A run of records
>> START
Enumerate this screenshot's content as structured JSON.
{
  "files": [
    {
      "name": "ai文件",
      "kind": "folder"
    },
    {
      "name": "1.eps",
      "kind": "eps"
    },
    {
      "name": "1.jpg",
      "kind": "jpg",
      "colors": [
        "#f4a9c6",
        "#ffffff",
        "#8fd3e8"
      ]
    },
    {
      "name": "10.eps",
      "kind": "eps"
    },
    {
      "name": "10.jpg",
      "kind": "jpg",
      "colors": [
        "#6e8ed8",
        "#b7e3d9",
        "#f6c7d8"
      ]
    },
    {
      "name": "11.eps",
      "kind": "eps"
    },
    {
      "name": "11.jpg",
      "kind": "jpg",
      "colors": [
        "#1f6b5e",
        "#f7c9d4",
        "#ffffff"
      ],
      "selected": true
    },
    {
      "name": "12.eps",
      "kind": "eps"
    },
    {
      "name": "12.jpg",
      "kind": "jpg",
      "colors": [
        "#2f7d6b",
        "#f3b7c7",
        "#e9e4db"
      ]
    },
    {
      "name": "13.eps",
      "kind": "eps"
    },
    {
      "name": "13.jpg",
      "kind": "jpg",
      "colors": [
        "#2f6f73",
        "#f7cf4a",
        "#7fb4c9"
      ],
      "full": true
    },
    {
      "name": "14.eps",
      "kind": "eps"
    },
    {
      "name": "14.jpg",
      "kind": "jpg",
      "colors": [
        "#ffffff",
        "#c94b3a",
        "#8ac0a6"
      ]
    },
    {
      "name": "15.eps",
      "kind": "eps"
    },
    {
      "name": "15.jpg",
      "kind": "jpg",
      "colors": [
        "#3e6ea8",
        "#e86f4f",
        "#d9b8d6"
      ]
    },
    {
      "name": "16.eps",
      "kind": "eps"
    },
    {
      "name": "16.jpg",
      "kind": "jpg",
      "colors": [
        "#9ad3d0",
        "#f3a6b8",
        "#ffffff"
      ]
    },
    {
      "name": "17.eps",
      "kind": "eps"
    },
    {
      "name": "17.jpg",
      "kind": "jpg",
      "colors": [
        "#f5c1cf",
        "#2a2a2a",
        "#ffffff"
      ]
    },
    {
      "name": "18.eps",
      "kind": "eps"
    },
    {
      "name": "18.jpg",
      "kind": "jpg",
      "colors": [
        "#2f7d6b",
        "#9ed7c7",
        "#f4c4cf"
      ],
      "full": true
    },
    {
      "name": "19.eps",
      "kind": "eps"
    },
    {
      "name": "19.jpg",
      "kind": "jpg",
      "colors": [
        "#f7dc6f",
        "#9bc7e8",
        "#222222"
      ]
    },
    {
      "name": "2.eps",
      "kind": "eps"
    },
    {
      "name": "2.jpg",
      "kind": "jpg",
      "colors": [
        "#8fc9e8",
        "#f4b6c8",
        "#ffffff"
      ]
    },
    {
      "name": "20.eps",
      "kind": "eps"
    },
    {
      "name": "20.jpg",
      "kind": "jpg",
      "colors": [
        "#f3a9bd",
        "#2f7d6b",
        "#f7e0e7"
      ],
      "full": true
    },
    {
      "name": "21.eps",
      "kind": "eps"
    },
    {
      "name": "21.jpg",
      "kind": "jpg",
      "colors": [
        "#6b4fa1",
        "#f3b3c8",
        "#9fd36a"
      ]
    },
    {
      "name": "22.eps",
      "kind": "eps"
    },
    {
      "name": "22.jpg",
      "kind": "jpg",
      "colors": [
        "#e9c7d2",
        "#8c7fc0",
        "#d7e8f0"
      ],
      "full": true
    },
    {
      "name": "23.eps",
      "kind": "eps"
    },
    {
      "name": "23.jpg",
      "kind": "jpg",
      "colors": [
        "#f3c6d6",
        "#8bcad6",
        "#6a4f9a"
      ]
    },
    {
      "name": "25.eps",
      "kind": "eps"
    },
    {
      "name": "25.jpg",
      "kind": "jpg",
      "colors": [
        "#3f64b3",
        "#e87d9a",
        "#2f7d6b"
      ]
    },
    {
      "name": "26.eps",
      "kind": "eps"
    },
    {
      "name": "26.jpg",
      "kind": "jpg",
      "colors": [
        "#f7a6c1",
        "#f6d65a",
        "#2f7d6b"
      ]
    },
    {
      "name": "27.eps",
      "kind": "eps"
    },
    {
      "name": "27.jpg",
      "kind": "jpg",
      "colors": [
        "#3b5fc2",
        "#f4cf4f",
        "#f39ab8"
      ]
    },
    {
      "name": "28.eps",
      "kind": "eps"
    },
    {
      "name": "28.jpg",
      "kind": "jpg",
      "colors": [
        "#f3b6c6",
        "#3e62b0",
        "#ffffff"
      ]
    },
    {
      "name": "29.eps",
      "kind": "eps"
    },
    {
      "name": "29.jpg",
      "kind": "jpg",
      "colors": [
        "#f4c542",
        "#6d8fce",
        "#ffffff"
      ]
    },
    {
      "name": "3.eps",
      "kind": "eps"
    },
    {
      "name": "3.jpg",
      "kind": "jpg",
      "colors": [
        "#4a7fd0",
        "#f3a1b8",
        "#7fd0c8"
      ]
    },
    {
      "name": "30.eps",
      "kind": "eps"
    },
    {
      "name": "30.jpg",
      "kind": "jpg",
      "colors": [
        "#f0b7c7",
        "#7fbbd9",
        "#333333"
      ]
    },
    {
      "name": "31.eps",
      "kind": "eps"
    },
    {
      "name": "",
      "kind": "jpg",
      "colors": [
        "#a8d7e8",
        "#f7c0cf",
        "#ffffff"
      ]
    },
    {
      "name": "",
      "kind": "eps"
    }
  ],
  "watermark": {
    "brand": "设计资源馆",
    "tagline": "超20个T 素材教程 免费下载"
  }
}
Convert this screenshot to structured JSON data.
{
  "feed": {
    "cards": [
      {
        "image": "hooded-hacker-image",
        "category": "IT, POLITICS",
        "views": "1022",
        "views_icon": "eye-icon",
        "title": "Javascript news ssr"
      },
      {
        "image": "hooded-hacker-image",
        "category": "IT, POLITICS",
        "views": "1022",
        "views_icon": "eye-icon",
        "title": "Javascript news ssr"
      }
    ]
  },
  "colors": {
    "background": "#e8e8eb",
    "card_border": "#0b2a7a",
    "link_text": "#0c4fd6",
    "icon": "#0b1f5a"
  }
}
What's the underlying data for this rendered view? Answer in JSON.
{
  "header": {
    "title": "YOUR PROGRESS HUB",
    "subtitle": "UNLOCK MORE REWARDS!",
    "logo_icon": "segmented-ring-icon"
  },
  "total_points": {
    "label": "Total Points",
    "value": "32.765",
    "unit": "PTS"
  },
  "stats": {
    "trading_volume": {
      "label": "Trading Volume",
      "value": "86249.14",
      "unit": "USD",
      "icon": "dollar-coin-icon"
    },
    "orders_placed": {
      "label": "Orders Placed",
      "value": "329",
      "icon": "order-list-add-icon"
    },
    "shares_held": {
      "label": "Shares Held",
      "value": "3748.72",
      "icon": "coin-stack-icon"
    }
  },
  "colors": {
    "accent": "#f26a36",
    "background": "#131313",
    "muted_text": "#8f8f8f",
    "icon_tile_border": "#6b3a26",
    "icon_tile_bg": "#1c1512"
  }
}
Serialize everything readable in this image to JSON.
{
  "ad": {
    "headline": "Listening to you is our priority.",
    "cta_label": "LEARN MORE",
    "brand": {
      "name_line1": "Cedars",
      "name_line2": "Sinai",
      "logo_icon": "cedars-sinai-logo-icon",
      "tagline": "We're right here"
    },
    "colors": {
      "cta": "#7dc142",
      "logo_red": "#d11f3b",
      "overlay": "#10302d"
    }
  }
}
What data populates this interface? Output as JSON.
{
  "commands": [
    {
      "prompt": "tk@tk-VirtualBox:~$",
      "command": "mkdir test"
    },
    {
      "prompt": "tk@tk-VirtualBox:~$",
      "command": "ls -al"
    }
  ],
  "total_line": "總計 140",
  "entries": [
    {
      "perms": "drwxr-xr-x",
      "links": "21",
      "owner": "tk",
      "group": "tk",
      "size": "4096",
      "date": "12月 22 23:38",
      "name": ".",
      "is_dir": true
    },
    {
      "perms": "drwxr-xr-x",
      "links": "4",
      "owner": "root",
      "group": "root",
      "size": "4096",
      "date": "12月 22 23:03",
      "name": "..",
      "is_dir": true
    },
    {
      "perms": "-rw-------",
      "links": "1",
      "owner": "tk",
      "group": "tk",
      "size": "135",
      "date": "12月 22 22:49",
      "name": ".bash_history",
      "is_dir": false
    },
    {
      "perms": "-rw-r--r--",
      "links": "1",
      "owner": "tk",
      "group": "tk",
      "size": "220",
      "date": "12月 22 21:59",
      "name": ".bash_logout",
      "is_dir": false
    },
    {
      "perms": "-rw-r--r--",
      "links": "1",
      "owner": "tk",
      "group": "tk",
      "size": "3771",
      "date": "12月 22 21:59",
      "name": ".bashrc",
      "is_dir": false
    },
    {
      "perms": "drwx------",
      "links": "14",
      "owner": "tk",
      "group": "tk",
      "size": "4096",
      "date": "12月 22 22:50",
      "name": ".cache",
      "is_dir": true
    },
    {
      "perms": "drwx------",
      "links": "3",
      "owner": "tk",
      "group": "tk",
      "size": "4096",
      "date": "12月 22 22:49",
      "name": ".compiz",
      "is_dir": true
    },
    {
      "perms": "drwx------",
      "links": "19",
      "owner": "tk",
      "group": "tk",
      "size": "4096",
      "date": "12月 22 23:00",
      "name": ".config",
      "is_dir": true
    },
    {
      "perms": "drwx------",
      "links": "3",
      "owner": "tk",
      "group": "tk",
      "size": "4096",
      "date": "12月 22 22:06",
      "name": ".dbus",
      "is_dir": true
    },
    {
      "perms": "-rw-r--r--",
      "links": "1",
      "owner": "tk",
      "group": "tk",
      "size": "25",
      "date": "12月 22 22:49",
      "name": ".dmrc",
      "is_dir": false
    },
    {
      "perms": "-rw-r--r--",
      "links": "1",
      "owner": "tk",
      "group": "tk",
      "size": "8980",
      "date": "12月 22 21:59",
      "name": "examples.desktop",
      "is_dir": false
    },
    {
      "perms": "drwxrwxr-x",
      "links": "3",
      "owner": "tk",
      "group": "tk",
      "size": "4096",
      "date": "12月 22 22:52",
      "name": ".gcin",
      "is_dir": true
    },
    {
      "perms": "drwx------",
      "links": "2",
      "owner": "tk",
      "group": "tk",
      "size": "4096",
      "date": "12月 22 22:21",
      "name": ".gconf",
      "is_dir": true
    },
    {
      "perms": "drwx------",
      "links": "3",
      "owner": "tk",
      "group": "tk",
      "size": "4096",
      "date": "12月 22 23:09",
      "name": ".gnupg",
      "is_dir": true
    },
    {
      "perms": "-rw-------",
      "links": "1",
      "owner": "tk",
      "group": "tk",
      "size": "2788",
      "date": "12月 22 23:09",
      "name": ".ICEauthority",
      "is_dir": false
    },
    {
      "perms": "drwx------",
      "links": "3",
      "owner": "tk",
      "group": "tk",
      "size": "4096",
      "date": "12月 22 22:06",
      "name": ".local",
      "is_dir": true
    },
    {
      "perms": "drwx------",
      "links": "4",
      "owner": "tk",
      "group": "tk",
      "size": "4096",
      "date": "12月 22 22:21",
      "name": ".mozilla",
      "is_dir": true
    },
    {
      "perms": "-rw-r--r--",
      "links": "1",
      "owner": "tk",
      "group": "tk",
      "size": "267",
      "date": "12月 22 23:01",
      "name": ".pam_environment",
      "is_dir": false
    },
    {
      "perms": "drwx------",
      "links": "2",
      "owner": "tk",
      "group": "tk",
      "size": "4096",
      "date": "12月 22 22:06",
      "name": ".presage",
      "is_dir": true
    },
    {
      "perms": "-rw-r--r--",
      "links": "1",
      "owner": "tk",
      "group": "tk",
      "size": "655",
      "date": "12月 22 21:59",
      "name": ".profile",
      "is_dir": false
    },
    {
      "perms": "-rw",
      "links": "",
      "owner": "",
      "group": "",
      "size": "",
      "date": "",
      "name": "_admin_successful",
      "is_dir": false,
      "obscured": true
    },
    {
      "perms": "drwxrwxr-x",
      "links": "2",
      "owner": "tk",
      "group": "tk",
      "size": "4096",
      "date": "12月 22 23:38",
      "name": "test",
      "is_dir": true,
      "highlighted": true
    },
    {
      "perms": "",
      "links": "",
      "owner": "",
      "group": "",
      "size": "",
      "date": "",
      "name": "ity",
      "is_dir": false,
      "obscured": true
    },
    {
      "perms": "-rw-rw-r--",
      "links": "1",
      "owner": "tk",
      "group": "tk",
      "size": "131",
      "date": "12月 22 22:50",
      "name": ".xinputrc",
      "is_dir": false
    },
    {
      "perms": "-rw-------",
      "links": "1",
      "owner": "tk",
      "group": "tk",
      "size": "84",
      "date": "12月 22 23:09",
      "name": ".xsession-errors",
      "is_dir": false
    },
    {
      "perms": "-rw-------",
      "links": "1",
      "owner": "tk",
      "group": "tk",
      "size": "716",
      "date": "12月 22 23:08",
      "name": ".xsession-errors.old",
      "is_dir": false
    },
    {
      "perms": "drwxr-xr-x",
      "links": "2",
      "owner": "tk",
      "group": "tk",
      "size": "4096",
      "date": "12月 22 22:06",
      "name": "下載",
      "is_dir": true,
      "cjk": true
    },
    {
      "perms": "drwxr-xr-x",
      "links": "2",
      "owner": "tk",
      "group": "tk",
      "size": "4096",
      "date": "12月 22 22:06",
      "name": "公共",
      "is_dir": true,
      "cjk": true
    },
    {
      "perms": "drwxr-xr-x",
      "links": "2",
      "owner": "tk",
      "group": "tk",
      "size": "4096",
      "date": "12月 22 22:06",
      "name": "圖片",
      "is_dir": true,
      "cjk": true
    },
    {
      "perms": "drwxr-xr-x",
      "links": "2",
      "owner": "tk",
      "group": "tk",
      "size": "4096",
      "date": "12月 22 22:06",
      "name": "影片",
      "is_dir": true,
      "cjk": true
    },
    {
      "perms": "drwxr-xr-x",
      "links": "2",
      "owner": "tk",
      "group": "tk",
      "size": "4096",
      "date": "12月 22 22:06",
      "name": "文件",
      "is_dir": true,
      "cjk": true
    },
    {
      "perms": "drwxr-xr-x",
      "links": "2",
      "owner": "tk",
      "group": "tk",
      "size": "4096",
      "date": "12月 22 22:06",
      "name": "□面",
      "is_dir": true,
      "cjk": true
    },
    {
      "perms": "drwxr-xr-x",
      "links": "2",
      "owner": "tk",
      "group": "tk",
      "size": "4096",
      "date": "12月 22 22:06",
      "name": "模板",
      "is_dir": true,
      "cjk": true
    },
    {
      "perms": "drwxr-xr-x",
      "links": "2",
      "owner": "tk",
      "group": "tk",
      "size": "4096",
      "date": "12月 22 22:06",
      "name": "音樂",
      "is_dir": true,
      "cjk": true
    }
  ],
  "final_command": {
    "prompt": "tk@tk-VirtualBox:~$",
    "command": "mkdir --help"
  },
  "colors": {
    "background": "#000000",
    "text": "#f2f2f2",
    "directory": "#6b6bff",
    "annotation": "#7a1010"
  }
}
>> END
→ What is required: Extract every line containing the string "screenshot" from the data above.

→ Written answer:
Enumerate this screenshot's content as structured JSON.
Convert this screenshot to structured JSON data.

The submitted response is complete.